Um livro para acarinhar a memória
Artigo escrito por Vanessa Marconato Negrão
Eu me lembro com carinho de um grande pilão que ficava na casa da minha vó Dinha. Achava graça quando minha mãe dizia para eu não mexer na “mão” do pilão -- “mão” é o que pessoas comumente chamam de socador. Eu ficava imaginando como aquele objeto tão curioso era útil no passado. Minha mãe explicava que nele se fazia o pó dos grãos de café torrado, quirera de milho para alimentar as aves e que sua principal função era a de descascar arroz (sim, arroz antes do beneficiamento tem casca). Enfim, o pilão da minha bisavó mora na minha memória: seu contorno acinturado, a aspereza de sua madeira, o peso do socador. Uma lembrança que imediatamente veio na memória assim que eu li “Os dengos na moringa de voinha”, publicado pela Brinque Book.

★ ★ ★ ★

▶ **Enunciado**
Prossiga o artigo sobre a lembrança do pilão da bisavó a partir da última frase mostrada. Os dados não têm nenhum papel aqui.

Entradas de regiões rotuladas
★ ★ ★ ★

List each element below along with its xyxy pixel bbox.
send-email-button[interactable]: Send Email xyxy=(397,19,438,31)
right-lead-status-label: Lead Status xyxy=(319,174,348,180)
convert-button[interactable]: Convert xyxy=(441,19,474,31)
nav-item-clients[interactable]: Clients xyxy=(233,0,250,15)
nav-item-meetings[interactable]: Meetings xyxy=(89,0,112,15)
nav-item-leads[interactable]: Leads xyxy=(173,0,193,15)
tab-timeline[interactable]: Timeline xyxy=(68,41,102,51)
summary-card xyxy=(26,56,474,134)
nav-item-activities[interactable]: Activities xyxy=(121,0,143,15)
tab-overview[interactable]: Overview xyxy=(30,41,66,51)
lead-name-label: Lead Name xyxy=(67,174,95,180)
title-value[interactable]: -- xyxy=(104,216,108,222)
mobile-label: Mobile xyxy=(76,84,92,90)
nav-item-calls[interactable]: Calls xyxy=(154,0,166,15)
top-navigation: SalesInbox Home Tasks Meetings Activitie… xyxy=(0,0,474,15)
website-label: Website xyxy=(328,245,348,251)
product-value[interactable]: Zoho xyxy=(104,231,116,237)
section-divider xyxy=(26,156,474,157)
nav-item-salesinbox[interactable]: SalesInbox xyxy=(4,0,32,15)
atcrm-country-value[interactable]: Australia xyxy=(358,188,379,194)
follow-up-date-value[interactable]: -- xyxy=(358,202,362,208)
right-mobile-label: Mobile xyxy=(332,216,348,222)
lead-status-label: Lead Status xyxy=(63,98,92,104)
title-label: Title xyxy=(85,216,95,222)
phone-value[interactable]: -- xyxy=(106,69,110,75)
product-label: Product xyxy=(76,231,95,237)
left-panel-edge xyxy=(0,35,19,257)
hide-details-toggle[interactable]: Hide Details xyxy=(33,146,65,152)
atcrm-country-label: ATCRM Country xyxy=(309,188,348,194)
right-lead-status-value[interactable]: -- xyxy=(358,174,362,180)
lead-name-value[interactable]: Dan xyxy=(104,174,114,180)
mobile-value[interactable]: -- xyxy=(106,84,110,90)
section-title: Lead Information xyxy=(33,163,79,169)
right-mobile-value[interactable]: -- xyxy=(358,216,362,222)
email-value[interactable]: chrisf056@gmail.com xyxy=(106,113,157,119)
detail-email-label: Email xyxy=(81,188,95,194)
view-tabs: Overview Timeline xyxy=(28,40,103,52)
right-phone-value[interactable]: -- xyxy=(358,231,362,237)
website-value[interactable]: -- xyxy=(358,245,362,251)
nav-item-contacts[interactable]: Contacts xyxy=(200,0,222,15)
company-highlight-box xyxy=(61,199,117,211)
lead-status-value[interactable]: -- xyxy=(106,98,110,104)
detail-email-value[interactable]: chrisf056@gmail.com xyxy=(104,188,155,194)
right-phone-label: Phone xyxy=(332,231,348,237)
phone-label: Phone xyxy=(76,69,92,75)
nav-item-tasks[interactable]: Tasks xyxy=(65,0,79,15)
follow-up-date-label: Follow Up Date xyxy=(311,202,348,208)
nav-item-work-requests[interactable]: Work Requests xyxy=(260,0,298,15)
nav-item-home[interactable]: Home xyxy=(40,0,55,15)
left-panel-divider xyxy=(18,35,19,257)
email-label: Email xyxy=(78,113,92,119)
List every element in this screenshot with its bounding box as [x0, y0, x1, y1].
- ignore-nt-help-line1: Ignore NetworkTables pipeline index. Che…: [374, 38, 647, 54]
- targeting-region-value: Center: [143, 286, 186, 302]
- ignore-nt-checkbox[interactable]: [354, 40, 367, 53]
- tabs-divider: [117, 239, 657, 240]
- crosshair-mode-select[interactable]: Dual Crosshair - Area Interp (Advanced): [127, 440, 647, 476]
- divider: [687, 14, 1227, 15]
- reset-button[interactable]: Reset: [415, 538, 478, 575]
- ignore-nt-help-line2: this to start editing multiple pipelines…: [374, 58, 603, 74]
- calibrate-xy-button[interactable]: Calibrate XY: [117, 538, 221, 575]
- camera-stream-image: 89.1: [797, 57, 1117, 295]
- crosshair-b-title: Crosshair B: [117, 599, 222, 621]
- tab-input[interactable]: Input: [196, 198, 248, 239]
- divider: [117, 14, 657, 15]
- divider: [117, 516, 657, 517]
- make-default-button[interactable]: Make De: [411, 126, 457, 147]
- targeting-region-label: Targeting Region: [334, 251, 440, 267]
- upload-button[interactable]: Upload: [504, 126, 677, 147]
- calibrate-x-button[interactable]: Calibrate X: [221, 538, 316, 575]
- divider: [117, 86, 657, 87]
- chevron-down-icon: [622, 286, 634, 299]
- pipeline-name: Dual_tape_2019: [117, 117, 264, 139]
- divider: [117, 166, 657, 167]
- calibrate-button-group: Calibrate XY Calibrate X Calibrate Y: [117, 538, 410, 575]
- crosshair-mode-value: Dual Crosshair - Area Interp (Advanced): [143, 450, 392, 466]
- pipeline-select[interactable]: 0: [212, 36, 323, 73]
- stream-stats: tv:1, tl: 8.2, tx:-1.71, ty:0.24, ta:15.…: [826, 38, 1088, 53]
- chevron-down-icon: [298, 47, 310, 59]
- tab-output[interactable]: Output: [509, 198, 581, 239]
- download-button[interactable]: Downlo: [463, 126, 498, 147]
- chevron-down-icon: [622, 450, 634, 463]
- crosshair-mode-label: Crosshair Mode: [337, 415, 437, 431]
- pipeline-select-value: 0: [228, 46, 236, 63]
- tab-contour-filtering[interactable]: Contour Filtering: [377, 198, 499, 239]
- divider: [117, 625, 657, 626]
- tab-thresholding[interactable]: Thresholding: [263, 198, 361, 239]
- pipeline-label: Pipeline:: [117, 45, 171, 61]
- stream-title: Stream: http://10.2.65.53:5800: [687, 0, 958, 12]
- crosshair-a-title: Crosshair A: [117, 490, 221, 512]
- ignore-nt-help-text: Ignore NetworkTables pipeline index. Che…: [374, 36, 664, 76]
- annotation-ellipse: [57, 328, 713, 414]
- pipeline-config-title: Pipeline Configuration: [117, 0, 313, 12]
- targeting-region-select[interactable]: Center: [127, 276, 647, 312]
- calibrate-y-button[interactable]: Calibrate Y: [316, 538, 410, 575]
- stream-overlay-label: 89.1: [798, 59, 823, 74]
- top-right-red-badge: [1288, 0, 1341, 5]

★ ★ ★ ★

▶ **Resposta**
Objetos assim ajudam a contar uma história e, nesse caso, quem está presente do início ao fim como testemunha do afeto entre vó e neta é uma moringa, “avermelhada igual dendê e uma barriga imensa que mais lembra o baobá do quintal”. As moringas são objetos usados para armazenar e servir água, mantendo-a sempre fresquinha, muito utilizadas em comunidades quilombolas.
O texto de Ana Fátima é entremeado com palavras de origem banto, uma língua de ascendência africana, o que reforça a ancestralidade na narração. As ilustrações de Fernanda Rodrigues, cheias de tons terrosos, aguçam ainda mais a sensação de sentir o âmago daquela família em seus dengos, cafunés e amores.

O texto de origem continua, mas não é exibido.